Exercise details ▸
Below are some records; work out how many of their lines contain "Prep" and give the number only.

Provided records ▸
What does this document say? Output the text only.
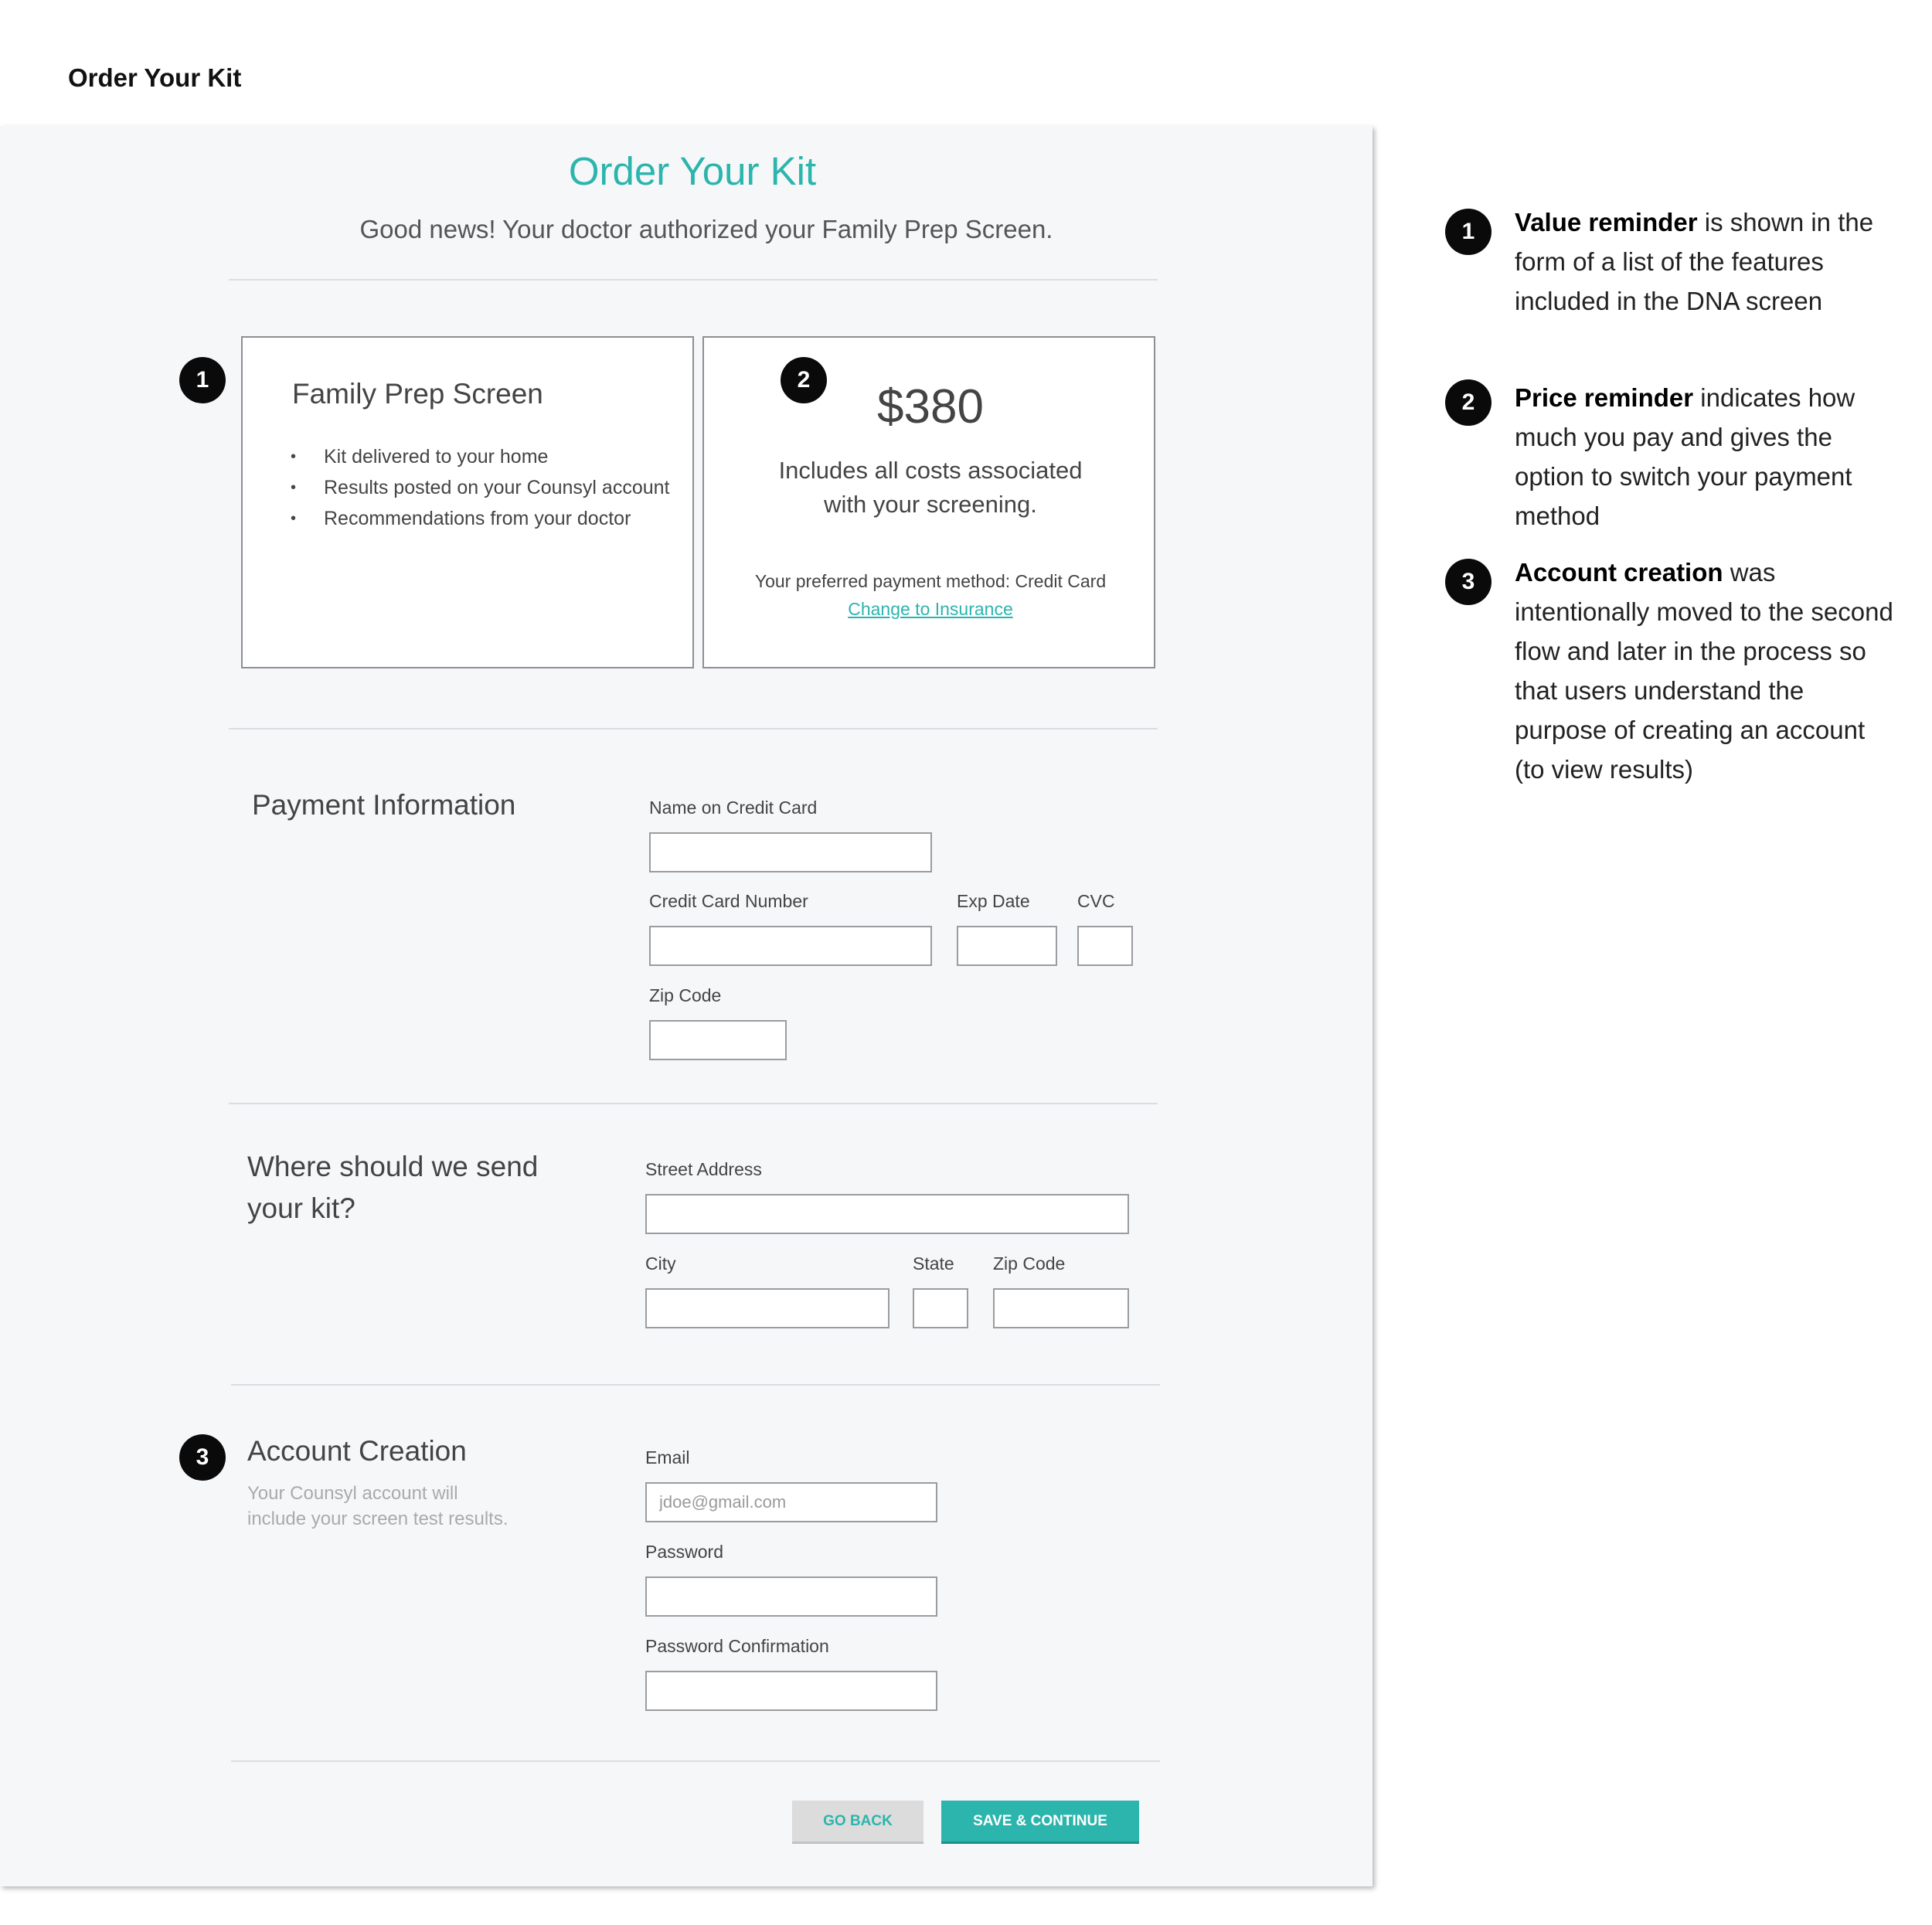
Order Your Kit
Order Your Kit
Good news! Your doctor authorized your Family Prep Screen.
Family Prep Screen
• Kit delivered to your home
• Results posted on your Counsyl account
• Recommendations from your doctor
$380
Includes all costs associated
with your screening.
Your preferred payment method: Credit Card
Change to Insurance
Payment Information	Name on Credit Card
Credit Card Number	Exp Date	CVC
Zip Code
Where should we send
your kit?
Street Address
City	State Zip Code
Account Creation
Your Counsyl account will
include your screen test results.
Email
jdoe@gmail.com
Password
Password Confirmation
GO BACK	SAVE & CONTINUE
1	2
3
1	Value reminder is shown in the form of a list of the features included in the DNA screen
2	Price reminder indicates how much you pay and gives the option to switch your payment method
3	Account creation was intentionally moved to the second flow and later in the process so that users understand the purpose of creating an account (to view results)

Result of this task ▸
2